- [TASK INSTRUCTIONS] Give only the number of lines that include the string "suficiente".

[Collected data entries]
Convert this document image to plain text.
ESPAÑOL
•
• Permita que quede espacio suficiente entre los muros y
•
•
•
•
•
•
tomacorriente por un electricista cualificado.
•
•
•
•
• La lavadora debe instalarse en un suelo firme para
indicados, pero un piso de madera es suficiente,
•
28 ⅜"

- [REPLY] 2